Dataset entries
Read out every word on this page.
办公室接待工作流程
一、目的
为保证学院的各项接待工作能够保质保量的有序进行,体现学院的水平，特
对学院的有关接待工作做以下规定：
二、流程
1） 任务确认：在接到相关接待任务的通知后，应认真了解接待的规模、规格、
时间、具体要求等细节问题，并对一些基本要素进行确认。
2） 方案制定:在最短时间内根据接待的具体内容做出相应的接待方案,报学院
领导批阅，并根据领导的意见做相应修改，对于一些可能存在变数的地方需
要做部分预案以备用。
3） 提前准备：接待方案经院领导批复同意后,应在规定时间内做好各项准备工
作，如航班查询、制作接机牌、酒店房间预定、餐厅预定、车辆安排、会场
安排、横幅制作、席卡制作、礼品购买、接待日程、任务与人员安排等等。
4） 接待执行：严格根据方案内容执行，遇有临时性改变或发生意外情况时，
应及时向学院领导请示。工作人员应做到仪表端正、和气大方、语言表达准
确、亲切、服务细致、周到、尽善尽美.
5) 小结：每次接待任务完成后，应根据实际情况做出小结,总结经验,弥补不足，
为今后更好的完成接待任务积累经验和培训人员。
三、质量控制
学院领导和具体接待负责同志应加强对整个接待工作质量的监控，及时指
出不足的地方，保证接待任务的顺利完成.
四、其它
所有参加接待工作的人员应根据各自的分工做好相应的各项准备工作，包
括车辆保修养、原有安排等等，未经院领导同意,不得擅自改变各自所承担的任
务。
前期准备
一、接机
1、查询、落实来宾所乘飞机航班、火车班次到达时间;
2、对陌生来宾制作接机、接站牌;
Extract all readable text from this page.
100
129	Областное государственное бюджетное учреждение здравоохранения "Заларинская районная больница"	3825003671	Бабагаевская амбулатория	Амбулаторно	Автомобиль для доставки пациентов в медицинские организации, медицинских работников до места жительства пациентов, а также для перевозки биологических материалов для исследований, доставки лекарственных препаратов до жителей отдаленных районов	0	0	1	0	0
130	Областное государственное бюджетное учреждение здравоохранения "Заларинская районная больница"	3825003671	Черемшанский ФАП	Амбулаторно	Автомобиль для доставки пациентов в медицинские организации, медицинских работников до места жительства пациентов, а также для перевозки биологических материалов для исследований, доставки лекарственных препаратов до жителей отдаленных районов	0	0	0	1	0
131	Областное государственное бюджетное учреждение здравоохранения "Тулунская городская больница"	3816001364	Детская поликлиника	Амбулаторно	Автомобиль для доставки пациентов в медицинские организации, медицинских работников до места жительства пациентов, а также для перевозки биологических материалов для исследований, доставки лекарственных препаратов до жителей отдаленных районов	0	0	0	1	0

[What you need to do]: Note every line above where the string "перевозки" shows up, and copy those lines.

[Solution to the problem]:
129	Областное государственное бюджетное учреждение здравоохранения "Заларинская районная больница"	3825003671	Бабагаевская амбулатория	Амбулаторно	Автомобиль для доставки пациентов в медицинские организации, медицинских работников до места жительства пациентов, а также для перевозки биологических материалов для исследований, доставки лекарственных препаратов до жителей отдаленных районов	0	0	1	0	0
130	Областное государственное бюджетное учреждение здравоохранения "Заларинская районная больница"	3825003671	Черемшанский ФАП	Амбулаторно	Автомобиль для доставки пациентов в медицинские организации, медицинских работников до места жительства пациентов, а также для перевозки биологических материалов для исследований, доставки лекарственных препаратов до жителей отдаленных районов	0	0	0	1	0
131	Областное государственное бюджетное учреждение здравоохранения "Тулунская городская больница"	3816001364	Детская поликлиника	Амбулаторно	Автомобиль для доставки пациентов в медицинские организации, медицинских работников до места жительства пациентов, а также для перевозки биологических материалов для исследований, доставки лекарственных препаратов до жителей отдаленных районов	0	0	0	1	0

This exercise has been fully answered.